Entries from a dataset
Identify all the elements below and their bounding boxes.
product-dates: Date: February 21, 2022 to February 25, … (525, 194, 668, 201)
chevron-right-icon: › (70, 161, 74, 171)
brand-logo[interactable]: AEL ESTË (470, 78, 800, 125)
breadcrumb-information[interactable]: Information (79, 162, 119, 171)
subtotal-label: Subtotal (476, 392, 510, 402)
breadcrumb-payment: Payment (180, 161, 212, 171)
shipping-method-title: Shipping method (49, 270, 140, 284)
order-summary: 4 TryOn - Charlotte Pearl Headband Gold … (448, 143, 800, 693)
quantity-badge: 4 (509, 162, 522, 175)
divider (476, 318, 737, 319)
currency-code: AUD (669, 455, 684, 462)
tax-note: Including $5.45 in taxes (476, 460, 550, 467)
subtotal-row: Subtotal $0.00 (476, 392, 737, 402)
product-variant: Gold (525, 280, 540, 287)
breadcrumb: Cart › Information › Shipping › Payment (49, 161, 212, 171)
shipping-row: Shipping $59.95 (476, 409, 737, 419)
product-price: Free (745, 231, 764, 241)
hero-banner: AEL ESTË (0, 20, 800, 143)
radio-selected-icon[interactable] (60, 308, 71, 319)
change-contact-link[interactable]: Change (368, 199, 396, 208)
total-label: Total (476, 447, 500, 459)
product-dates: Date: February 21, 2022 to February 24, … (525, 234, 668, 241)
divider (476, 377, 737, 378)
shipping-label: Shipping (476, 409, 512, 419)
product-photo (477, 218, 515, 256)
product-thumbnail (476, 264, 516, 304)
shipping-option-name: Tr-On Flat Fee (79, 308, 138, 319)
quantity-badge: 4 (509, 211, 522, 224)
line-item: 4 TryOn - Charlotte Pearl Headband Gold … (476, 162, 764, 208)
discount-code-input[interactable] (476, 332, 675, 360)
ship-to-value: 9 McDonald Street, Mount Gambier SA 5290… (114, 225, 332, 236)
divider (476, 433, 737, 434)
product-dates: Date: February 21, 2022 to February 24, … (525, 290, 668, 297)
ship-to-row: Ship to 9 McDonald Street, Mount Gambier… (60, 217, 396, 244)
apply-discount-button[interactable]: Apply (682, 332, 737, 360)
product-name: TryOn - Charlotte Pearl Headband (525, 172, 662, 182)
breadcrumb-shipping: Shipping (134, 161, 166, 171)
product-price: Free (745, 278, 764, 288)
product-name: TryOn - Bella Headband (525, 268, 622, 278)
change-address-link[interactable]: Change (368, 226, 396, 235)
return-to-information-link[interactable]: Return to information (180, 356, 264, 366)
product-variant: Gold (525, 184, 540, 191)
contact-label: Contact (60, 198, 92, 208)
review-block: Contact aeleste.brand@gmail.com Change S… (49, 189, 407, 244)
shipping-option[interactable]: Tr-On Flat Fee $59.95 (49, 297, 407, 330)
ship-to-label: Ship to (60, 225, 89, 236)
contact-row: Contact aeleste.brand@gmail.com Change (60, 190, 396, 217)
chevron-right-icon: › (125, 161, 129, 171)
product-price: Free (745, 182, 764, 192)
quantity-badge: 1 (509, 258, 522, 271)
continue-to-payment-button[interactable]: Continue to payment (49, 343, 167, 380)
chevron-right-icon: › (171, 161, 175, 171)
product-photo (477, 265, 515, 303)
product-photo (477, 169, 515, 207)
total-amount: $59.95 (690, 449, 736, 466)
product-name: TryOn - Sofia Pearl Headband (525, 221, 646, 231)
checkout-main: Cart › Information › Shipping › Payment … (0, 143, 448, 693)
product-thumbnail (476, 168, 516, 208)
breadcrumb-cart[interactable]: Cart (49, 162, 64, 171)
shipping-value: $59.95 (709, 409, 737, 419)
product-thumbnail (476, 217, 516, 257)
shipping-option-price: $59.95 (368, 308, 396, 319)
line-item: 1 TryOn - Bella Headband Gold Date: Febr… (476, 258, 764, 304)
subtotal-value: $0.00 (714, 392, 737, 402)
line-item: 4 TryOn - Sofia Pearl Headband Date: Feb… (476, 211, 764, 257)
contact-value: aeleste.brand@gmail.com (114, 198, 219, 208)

Exercise task
Update everything from the start of the records down to the line containing "breadcrumb: Cart ›" by replacing "Gold" with "Silver". Give those lines again with nothing else changed.

Task answer
Identify all the elements below and their bounding boxes.
product-dates: Date: February 21, 2022 to February 25, … (525, 194, 668, 201)
chevron-right-icon: › (70, 161, 74, 171)
brand-logo[interactable]: AEL ESTË (470, 78, 800, 125)
breadcrumb-information[interactable]: Information (79, 162, 119, 171)
subtotal-label: Subtotal (476, 392, 510, 402)
breadcrumb-payment: Payment (180, 161, 212, 171)
shipping-method-title: Shipping method (49, 270, 140, 284)
order-summary: 4 TryOn - Charlotte Pearl Headband Silver … (448, 143, 800, 693)
quantity-badge: 4 (509, 162, 522, 175)
divider (476, 318, 737, 319)
currency-code: AUD (669, 455, 684, 462)
tax-note: Including $5.45 in taxes (476, 460, 550, 467)
subtotal-row: Subtotal $0.00 (476, 392, 737, 402)
product-variant: Silver (525, 280, 540, 287)
breadcrumb: Cart › Information › Shipping › Payment (49, 161, 212, 171)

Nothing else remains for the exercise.